# [WHAT TO PRODUCE]
Copy the material starting at its first line and ending at the line containing "chevron: ▼ (1454, 541, 1466, 554)", changing "Online Store" to "Web Shop" and leaving everything else untouched.

-------- DATA FOR THE TASK --------

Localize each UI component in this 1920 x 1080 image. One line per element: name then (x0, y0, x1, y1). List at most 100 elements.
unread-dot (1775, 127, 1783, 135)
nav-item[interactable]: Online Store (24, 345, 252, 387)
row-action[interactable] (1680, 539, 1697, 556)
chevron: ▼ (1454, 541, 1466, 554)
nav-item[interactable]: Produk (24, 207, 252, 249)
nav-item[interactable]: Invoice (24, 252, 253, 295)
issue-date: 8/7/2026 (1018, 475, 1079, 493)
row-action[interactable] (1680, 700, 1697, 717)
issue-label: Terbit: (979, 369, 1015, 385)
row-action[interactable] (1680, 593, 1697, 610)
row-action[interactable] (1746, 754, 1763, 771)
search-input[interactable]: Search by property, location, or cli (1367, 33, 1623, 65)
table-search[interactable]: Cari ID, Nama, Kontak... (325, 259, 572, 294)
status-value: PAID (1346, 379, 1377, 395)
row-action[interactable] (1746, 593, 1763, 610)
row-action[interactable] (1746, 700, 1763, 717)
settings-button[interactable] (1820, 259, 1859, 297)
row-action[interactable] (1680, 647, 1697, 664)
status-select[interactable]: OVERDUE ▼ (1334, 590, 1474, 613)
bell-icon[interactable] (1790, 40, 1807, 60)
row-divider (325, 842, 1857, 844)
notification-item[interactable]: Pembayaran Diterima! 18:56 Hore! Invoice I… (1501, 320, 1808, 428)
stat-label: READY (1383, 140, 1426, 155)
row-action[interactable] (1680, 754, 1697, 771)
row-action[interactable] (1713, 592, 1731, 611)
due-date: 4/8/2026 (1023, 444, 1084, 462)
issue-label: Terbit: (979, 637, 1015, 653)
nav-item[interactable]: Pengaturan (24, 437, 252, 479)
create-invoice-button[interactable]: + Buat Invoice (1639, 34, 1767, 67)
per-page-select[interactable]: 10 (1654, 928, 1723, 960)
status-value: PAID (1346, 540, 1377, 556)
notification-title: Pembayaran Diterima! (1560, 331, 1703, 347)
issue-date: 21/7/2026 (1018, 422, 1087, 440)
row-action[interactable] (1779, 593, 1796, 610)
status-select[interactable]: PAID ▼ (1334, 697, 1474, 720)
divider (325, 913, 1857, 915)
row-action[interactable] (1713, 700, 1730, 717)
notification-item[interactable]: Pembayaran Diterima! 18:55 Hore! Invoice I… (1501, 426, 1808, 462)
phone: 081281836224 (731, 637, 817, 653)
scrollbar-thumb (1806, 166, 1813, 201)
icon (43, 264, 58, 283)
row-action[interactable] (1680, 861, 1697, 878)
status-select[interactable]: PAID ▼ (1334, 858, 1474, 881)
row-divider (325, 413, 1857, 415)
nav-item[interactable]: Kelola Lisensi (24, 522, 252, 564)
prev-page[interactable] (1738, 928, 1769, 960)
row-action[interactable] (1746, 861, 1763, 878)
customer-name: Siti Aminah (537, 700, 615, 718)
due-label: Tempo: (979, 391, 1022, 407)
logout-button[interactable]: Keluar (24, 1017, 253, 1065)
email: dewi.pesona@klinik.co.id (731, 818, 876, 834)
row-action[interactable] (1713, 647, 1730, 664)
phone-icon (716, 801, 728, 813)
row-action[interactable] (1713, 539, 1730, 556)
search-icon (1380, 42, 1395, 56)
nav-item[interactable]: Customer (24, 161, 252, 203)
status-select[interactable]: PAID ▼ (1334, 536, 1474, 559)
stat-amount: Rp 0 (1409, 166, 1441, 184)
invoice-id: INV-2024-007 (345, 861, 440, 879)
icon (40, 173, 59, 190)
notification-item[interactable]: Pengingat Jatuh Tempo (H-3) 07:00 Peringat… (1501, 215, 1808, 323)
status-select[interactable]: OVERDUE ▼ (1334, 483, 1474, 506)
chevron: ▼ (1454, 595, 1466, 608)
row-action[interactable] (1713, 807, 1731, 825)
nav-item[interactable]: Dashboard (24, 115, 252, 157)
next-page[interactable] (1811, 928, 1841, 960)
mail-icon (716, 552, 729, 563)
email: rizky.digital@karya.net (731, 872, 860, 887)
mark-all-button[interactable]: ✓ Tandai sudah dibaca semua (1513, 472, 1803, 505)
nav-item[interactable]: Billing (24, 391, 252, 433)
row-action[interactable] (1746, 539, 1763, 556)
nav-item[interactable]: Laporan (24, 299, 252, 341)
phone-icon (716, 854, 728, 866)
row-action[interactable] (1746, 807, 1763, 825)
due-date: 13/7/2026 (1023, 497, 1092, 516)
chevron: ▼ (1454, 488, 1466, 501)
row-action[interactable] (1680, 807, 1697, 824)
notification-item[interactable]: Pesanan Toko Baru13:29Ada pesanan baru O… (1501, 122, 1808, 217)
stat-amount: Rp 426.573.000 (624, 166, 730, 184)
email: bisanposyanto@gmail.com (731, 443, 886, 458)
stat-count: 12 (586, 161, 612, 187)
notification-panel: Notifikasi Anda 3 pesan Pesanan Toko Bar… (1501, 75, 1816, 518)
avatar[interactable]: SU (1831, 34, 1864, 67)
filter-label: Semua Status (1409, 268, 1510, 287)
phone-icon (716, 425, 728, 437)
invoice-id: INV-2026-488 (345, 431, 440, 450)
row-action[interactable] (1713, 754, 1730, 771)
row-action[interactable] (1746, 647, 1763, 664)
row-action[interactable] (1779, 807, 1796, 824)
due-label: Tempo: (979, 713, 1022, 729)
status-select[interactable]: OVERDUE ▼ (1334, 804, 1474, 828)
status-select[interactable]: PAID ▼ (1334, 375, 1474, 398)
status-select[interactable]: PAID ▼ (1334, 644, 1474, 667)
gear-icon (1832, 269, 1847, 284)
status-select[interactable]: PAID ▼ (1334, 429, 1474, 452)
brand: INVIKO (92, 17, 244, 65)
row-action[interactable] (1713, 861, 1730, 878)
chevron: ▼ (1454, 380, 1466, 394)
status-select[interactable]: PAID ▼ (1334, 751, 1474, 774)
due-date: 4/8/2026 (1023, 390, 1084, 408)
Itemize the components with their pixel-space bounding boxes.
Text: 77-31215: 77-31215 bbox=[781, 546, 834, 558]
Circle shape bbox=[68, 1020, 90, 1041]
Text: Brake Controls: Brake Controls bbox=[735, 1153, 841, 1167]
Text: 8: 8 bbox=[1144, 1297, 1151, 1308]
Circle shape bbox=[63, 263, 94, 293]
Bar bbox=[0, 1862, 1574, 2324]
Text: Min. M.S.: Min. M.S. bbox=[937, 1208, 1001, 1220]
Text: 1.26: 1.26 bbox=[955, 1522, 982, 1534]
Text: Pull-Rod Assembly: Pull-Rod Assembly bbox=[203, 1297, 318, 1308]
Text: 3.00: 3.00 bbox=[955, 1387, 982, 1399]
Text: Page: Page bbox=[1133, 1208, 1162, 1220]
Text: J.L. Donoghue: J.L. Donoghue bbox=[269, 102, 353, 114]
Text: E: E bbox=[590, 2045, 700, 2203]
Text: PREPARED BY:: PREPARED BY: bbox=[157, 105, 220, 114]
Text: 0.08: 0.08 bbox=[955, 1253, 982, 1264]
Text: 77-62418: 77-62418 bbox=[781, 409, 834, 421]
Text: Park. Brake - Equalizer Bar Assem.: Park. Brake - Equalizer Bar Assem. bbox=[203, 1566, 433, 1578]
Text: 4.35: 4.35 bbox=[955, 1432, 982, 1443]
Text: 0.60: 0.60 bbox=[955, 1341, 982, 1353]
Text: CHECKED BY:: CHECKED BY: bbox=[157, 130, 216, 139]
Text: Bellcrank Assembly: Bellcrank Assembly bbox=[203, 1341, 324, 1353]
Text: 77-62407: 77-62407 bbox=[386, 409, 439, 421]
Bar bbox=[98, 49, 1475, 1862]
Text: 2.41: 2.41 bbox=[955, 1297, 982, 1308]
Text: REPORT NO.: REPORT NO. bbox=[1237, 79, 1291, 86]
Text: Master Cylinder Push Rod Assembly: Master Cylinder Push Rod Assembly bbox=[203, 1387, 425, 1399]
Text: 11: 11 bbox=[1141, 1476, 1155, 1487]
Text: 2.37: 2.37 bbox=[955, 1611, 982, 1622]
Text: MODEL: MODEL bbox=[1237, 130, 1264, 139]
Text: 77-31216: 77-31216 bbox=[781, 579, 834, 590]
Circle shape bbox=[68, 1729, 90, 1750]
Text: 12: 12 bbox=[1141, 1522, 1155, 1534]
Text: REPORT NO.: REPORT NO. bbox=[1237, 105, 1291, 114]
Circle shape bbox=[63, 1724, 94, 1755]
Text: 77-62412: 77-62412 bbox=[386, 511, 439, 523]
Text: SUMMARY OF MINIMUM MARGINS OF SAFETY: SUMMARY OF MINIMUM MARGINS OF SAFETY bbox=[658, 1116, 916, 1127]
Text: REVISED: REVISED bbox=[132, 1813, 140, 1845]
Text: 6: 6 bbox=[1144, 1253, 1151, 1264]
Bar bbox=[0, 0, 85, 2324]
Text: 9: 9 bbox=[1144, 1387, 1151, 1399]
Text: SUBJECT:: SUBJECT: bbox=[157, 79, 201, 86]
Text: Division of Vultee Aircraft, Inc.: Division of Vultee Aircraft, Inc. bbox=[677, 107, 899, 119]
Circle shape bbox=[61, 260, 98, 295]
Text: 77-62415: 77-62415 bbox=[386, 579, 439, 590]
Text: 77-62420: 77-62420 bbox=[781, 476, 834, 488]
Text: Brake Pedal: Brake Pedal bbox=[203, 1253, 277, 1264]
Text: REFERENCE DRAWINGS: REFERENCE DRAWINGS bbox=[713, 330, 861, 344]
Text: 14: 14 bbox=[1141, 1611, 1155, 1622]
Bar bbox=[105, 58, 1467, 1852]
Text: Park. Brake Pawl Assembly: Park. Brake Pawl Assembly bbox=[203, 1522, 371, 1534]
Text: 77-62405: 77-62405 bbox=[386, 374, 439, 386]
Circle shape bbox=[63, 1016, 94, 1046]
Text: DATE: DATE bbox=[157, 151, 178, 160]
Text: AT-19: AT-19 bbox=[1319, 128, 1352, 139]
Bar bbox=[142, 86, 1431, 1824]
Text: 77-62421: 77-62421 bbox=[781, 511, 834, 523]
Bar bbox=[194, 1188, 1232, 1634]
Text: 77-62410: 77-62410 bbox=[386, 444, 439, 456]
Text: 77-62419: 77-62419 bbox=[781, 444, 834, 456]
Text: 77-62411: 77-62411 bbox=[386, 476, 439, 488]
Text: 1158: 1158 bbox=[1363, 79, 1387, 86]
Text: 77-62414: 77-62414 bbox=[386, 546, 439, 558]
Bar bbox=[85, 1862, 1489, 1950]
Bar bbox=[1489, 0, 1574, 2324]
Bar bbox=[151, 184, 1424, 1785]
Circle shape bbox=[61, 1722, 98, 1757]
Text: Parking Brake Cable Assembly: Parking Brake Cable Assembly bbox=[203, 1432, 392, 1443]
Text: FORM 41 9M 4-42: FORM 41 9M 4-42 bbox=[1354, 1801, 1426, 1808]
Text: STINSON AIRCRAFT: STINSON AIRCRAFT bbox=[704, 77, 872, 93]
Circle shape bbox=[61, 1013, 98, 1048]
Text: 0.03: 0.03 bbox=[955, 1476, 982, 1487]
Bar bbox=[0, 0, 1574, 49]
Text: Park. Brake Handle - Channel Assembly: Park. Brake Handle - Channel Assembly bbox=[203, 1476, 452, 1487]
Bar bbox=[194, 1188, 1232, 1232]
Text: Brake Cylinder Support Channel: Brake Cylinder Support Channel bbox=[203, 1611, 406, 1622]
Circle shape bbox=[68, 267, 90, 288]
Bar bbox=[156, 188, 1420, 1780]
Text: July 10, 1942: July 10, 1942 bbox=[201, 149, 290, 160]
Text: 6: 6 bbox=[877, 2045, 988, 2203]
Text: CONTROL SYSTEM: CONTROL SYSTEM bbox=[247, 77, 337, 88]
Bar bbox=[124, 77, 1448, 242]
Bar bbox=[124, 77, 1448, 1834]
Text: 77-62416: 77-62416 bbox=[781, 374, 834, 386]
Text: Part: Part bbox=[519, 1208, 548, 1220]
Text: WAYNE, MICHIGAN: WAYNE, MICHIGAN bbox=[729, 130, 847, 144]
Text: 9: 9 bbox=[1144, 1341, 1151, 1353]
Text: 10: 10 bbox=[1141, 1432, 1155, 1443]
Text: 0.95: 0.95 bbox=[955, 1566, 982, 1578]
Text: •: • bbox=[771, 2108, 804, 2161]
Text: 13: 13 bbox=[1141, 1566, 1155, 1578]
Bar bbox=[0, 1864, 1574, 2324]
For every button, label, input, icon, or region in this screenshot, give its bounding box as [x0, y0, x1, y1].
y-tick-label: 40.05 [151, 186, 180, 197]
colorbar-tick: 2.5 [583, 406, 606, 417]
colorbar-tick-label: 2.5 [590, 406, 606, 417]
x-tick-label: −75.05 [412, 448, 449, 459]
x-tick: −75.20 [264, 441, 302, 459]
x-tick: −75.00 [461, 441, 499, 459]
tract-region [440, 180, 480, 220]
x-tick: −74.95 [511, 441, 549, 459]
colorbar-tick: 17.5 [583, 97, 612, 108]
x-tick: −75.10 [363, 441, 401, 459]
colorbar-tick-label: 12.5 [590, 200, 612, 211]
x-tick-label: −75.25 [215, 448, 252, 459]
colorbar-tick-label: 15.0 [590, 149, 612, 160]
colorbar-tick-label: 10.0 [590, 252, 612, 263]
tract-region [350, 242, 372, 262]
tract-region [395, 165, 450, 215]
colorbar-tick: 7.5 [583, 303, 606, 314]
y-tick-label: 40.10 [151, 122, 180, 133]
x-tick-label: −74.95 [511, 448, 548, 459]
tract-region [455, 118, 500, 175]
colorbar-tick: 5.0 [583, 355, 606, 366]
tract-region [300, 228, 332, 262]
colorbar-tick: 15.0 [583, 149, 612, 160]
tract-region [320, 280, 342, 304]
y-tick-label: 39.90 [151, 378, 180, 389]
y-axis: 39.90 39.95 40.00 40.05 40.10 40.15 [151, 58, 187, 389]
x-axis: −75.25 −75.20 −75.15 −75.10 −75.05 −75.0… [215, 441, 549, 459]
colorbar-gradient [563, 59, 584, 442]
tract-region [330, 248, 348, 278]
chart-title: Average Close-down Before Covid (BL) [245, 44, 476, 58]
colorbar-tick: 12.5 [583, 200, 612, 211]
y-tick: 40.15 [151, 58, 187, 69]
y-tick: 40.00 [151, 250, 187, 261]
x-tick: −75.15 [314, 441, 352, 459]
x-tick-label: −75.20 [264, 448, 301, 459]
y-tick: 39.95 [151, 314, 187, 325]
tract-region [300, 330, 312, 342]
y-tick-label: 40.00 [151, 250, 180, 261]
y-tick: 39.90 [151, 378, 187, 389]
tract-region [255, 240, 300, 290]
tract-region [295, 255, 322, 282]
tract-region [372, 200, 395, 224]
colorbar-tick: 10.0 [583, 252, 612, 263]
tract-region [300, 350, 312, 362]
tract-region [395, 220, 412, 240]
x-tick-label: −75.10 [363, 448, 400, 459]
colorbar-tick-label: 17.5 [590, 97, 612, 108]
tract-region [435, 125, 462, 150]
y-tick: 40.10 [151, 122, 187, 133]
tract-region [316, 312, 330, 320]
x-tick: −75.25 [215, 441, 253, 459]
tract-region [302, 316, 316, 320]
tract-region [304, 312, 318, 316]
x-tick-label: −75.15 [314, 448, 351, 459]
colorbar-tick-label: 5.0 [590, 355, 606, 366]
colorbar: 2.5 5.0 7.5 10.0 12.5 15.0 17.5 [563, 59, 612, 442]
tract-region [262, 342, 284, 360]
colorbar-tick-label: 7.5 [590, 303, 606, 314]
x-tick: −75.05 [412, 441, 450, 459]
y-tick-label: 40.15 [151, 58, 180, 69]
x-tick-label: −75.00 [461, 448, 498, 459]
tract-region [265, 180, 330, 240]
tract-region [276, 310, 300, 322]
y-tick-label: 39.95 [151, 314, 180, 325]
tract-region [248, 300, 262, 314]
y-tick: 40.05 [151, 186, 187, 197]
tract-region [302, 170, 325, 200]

--------

# [FINAL ANSWER]
Localize each UI component in this 1920 x 1080 image. One line per element: name then (x0, y0, x1, y1). List at most 100 elements.
unread-dot (1775, 127, 1783, 135)
nav-item[interactable]: Web Shop (24, 345, 252, 387)
row-action[interactable] (1680, 539, 1697, 556)
chevron: ▼ (1454, 541, 1466, 554)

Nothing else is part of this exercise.